Material for this exercise:
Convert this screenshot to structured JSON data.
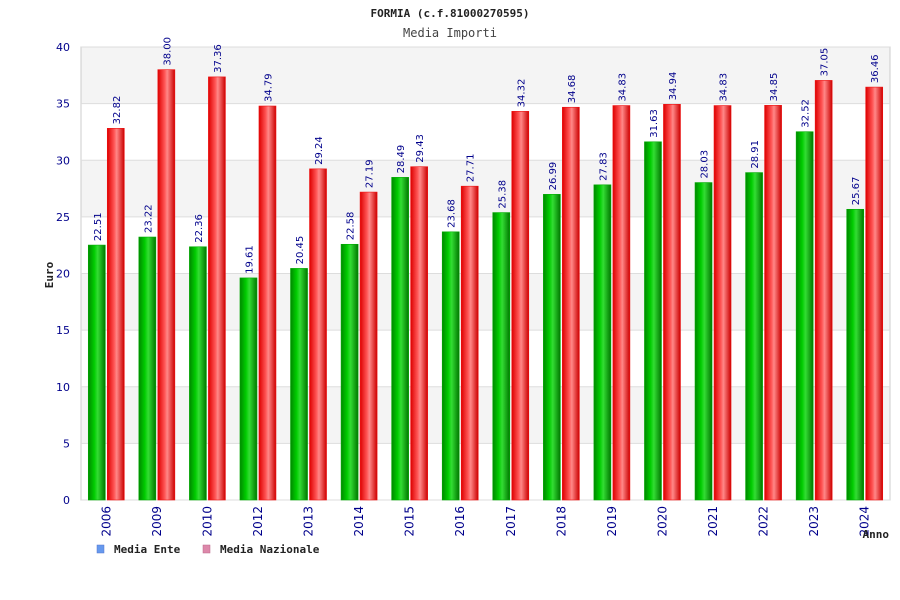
{
  "chart_data": {
    "type": "bar",
    "title": "FORMIA (c.f.81000270595)",
    "subtitle": "Media Importi",
    "xlabel": "Anno",
    "ylabel": "Euro",
    "ylim": [
      0,
      40
    ],
    "yticks": [
      0,
      5,
      10,
      15,
      20,
      25,
      30,
      35,
      40
    ],
    "grid": true,
    "legend_position": "bottom-left",
    "categories": [
      "2006",
      "2009",
      "2010",
      "2012",
      "2013",
      "2014",
      "2015",
      "2016",
      "2017",
      "2018",
      "2019",
      "2020",
      "2021",
      "2022",
      "2023",
      "2024"
    ],
    "series": [
      {
        "name": "Media Ente",
        "color": "#00aa00",
        "legend_color": "#6699ee",
        "values": [
          22.51,
          23.22,
          22.36,
          19.61,
          20.45,
          22.58,
          28.49,
          23.68,
          25.38,
          26.99,
          27.83,
          31.63,
          28.03,
          28.91,
          32.52,
          25.67
        ],
        "labels": [
          "22.51",
          "23.22",
          "22.36",
          "19.61",
          "20.45",
          "22.58",
          "28.49",
          "23.68",
          "25.38",
          "26.99",
          "27.83",
          "31.63",
          "28.03",
          "28.91",
          "32.52",
          "25.67"
        ]
      },
      {
        "name": "Media Nazionale",
        "color": "#ee1111",
        "legend_color": "#dd88aa",
        "values": [
          32.82,
          38.0,
          37.36,
          34.79,
          29.24,
          27.19,
          29.43,
          27.71,
          34.32,
          34.68,
          34.83,
          34.94,
          34.83,
          34.85,
          37.05,
          36.46
        ],
        "labels": [
          "32.82",
          "38.00",
          "37.36",
          "34.79",
          "29.24",
          "27.19",
          "29.43",
          "27.71",
          "34.32",
          "34.68",
          "34.83",
          "34.94",
          "34.83",
          "34.85",
          "37.05",
          "36.46"
        ]
      }
    ]
  }
}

Instructions to follow:
Quote all of the entries word for word, omitting any pictures.

Answer to the exercise:
Convert this screenshot to structured JSON data.
{
  "chart_data": {
    "type": "bar",
    "title": "FORMIA (c.f.81000270595)",
    "subtitle": "Media Importi",
    "xlabel": "Anno",
    "ylabel": "Euro",
    "ylim": [
      0,
      40
    ],
    "yticks": [
      0,
      5,
      10,
      15,
      20,
      25,
      30,
      35,
      40
    ],
    "grid": true,
    "legend_position": "bottom-left",
    "categories": [
      "2006",
      "2009",
      "2010",
      "2012",
      "2013",
      "2014",
      "2015",
      "2016",
      "2017",
      "2018",
      "2019",
      "2020",
      "2021",
      "2022",
      "2023",
      "2024"
    ],
    "series": [
      {
        "name": "Media Ente",
        "color": "#00aa00",
        "legend_color": "#6699ee",
        "values": [
          22.51,
          23.22,
          22.36,
          19.61,
          20.45,
          22.58,
          28.49,
          23.68,
          25.38,
          26.99,
          27.83,
          31.63,
          28.03,
          28.91,
          32.52,
          25.67
        ],
        "labels": [
          "22.51",
          "23.22",
          "22.36",
          "19.61",
          "20.45",
          "22.58",
          "28.49",
          "23.68",
          "25.38",
          "26.99",
          "27.83",
          "31.63",
          "28.03",
          "28.91",
          "32.52",
          "25.67"
        ]
      },
      {
        "name": "Media Nazionale",
        "color": "#ee1111",
        "legend_color": "#dd88aa",
        "values": [
          32.82,
          38.0,
          37.36,
          34.79,
          29.24,
          27.19,
          29.43,
          27.71,
          34.32,
          34.68,
          34.83,
          34.94,
          34.83,
          34.85,
          37.05,
          36.46
        ],
        "labels": [
          "32.82",
          "38.00",
          "37.36",
          "34.79",
          "29.24",
          "27.19",
          "29.43",
          "27.71",
          "34.32",
          "34.68",
          "34.83",
          "34.94",
          "34.83",
          "34.85",
          "37.05",
          "36.46"
        ]
      }
    ]
  }
}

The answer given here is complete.